PROVIDED DATA
## BEGIN

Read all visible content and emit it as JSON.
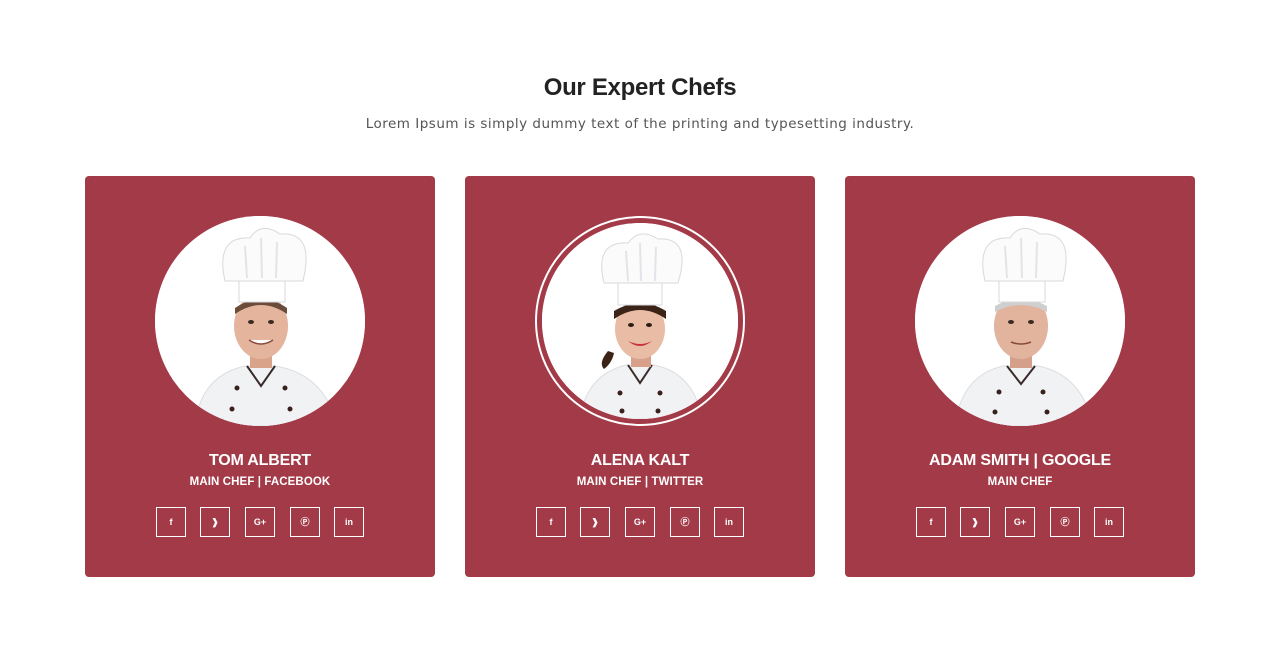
{
  "section": {
    "title": "Our Expert Chefs",
    "subtitle": "Lorem Ipsum is simply dummy text of the printing and typesetting industry."
  },
  "social_icons": [
    "facebook-icon",
    "twitter-icon",
    "google-plus-icon",
    "pinterest-icon",
    "linkedin-icon"
  ],
  "social_glyphs": [
    "f",
    "❱",
    "G+",
    "Ⓟ",
    "in"
  ],
  "chefs": [
    {
      "name": "TOM ALBERT",
      "role": "MAIN CHEF | FACEBOOK"
    },
    {
      "name": "ALENA KALT",
      "role": "MAIN CHEF | TWITTER"
    },
    {
      "name": "ADAM SMITH | GOOGLE",
      "role": "MAIN CHEF"
    }
  ],
  "colors": {
    "card_bg": "#a33a48",
    "title": "#222222",
    "subtitle": "#555555"
  }
}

## END

GIVEN INSTRUCTION
Quote each record exactly as it stands, minus the pictures.

SOLUTION BELOW
Read all visible content and emit it as JSON.
{
  "section": {
    "title": "Our Expert Chefs",
    "subtitle": "Lorem Ipsum is simply dummy text of the printing and typesetting industry."
  },
  "social_icons": [
    "facebook-icon",
    "twitter-icon",
    "google-plus-icon",
    "pinterest-icon",
    "linkedin-icon"
  ],
  "social_glyphs": [
    "f",
    "❱",
    "G+",
    "Ⓟ",
    "in"
  ],
  "chefs": [
    {
      "name": "TOM ALBERT",
      "role": "MAIN CHEF | FACEBOOK"
    },
    {
      "name": "ALENA KALT",
      "role": "MAIN CHEF | TWITTER"
    },
    {
      "name": "ADAM SMITH | GOOGLE",
      "role": "MAIN CHEF"
    }
  ],
  "colors": {
    "card_bg": "#a33a48",
    "title": "#222222",
    "subtitle": "#555555"
  }
}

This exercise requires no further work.